[Dataset excerpts]
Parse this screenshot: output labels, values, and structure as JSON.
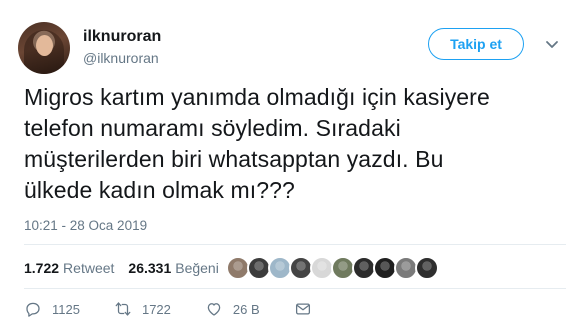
{
  "user": {
    "display_name": "ilknuroran",
    "handle": "@ilknuroran"
  },
  "follow_button": {
    "label": "Takip et"
  },
  "tweet": {
    "lines": [
      "Migros kartım yanımda olmadığı için kasiyere",
      "telefon numaramı söyledim. Sıradaki",
      "müşterilerden biri whatsapptan yazdı. Bu",
      "ülkede kadın olmak mı???"
    ],
    "timestamp": "10:21 - 28 Oca 2019"
  },
  "stats": {
    "retweets_count": "1.722",
    "retweets_label": "Retweet",
    "likes_count": "26.331",
    "likes_label": "Beğeni"
  },
  "liker_avatars": [
    "#8f7a6a",
    "#3c3c3c",
    "#9eb7c9",
    "#444444",
    "#d8d8d8",
    "#6f7a5e",
    "#2b2b2b",
    "#1f1f1f",
    "#7a7a7a",
    "#2e2e2e"
  ],
  "actions": {
    "reply_count": "1125",
    "retweet_count": "1722",
    "like_count": "26 B"
  },
  "colors": {
    "accent": "#1da1f2",
    "secondary_text": "#657786",
    "primary_text": "#14171a"
  }
}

**Given exercise:** Your copy should match the entries exactly, minus the pictures.

**Answer in full:**
Parse this screenshot: output labels, values, and structure as JSON.
{
  "user": {
    "display_name": "ilknuroran",
    "handle": "@ilknuroran"
  },
  "follow_button": {
    "label": "Takip et"
  },
  "tweet": {
    "lines": [
      "Migros kartım yanımda olmadığı için kasiyere",
      "telefon numaramı söyledim. Sıradaki",
      "müşterilerden biri whatsapptan yazdı. Bu",
      "ülkede kadın olmak mı???"
    ],
    "timestamp": "10:21 - 28 Oca 2019"
  },
  "stats": {
    "retweets_count": "1.722",
    "retweets_label": "Retweet",
    "likes_count": "26.331",
    "likes_label": "Beğeni"
  },
  "liker_avatars": [
    "#8f7a6a",
    "#3c3c3c",
    "#9eb7c9",
    "#444444",
    "#d8d8d8",
    "#6f7a5e",
    "#2b2b2b",
    "#1f1f1f",
    "#7a7a7a",
    "#2e2e2e"
  ],
  "actions": {
    "reply_count": "1125",
    "retweet_count": "1722",
    "like_count": "26 B"
  },
  "colors": {
    "accent": "#1da1f2",
    "secondary_text": "#657786",
    "primary_text": "#14171a"
  }
}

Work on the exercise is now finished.